_STATED EXERCISE_
Set every record down verbatim and omit the pictures.

_DATA SUPPLIED_

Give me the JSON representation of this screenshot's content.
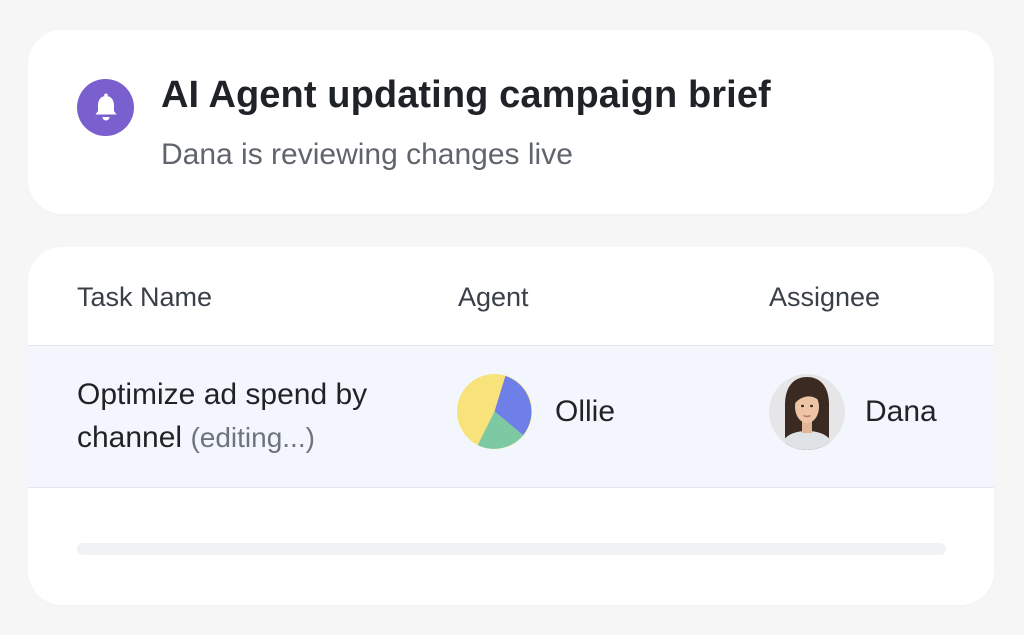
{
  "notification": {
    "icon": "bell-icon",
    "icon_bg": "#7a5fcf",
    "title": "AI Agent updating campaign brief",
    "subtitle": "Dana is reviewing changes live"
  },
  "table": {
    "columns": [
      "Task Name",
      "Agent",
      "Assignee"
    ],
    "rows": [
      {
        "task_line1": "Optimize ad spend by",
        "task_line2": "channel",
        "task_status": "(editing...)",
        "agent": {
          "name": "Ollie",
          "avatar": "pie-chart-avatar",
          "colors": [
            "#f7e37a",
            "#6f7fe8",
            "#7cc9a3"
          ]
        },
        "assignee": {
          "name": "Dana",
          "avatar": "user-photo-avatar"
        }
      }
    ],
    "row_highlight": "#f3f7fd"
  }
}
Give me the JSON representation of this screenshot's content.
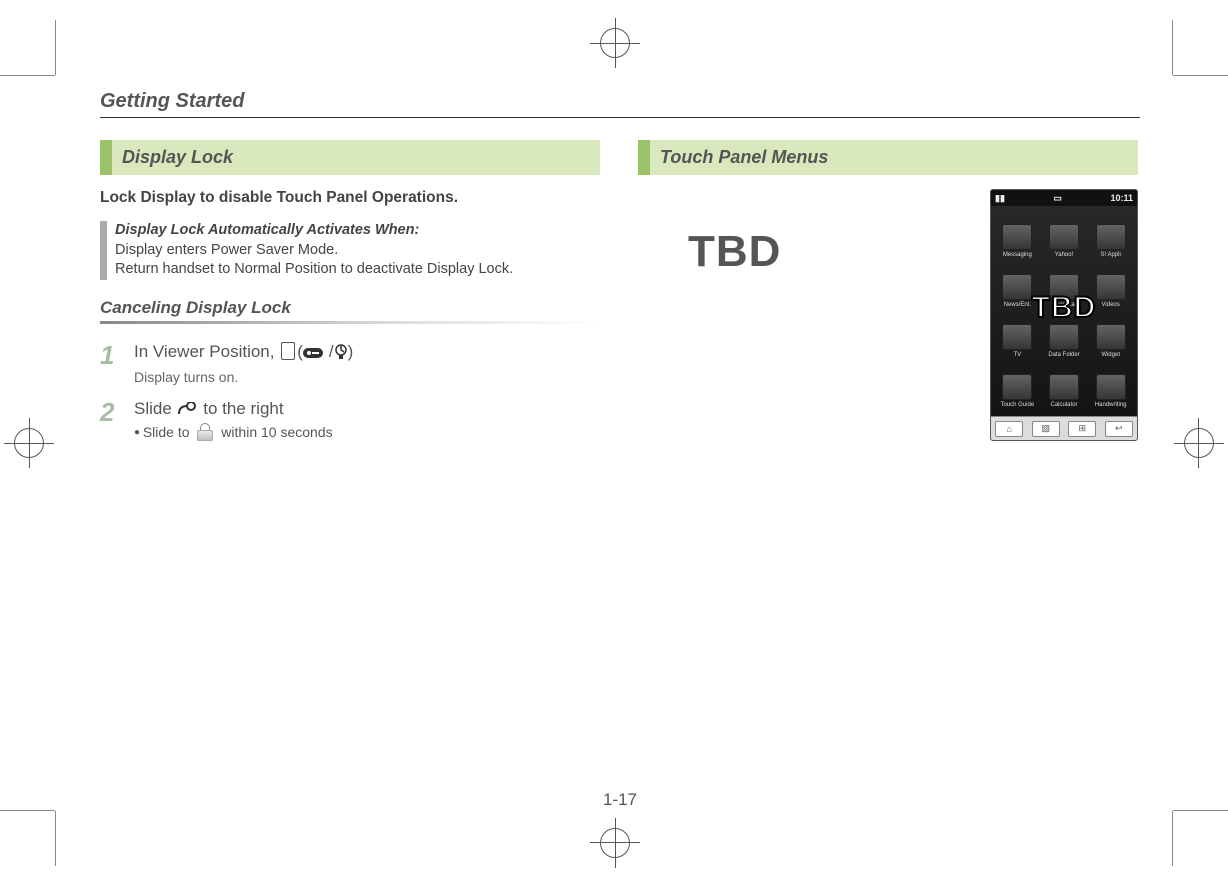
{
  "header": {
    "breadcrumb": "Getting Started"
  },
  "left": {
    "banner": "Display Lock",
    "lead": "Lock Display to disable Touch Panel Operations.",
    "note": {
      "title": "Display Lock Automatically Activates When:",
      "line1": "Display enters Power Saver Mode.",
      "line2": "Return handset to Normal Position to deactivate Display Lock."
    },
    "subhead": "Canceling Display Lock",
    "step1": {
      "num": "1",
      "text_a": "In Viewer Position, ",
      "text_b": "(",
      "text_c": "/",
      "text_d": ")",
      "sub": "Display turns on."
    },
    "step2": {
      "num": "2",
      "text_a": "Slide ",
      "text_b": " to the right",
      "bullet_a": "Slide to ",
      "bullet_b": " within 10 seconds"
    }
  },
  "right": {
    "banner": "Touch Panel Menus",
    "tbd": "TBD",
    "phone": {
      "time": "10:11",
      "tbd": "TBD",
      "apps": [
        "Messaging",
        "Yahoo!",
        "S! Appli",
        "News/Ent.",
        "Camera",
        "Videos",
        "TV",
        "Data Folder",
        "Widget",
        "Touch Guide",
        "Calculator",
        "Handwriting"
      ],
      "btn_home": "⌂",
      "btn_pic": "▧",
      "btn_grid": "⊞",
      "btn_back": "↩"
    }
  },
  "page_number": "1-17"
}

_TASK OUTPUT_
Give me the JSON representation of this screenshot's content.
{
  "notification": {
    "icon": "bell-icon",
    "icon_bg": "#7a5fcf",
    "title": "AI Agent updating campaign brief",
    "subtitle": "Dana is reviewing changes live"
  },
  "table": {
    "columns": [
      "Task Name",
      "Agent",
      "Assignee"
    ],
    "rows": [
      {
        "task_line1": "Optimize ad spend by",
        "task_line2": "channel",
        "task_status": "(editing...)",
        "agent": {
          "name": "Ollie",
          "avatar": "pie-chart-avatar",
          "colors": [
            "#f7e37a",
            "#6f7fe8",
            "#7cc9a3"
          ]
        },
        "assignee": {
          "name": "Dana",
          "avatar": "user-photo-avatar"
        }
      }
    ],
    "row_highlight": "#f3f7fd"
  }
}
Give me the JSON representation of this screenshot's content.
{
  "header": {
    "breadcrumb": "Getting Started"
  },
  "left": {
    "banner": "Display Lock",
    "lead": "Lock Display to disable Touch Panel Operations.",
    "note": {
      "title": "Display Lock Automatically Activates When:",
      "line1": "Display enters Power Saver Mode.",
      "line2": "Return handset to Normal Position to deactivate Display Lock."
    },
    "subhead": "Canceling Display Lock",
    "step1": {
      "num": "1",
      "text_a": "In Viewer Position, ",
      "text_b": "(",
      "text_c": "/",
      "text_d": ")",
      "sub": "Display turns on."
    },
    "step2": {
      "num": "2",
      "text_a": "Slide ",
      "text_b": " to the right",
      "bullet_a": "Slide to ",
      "bullet_b": " within 10 seconds"
    }
  },
  "right": {
    "banner": "Touch Panel Menus",
    "tbd": "TBD",
    "phone": {
      "time": "10:11",
      "tbd": "TBD",
      "apps": [
        "Messaging",
        "Yahoo!",
        "S! Appli",
        "News/Ent.",
        "Camera",
        "Videos",
        "TV",
        "Data Folder",
        "Widget",
        "Touch Guide",
        "Calculator",
        "Handwriting"
      ],
      "btn_home": "⌂",
      "btn_pic": "▧",
      "btn_grid": "⊞",
      "btn_back": "↩"
    }
  },
  "page_number": "1-17"
}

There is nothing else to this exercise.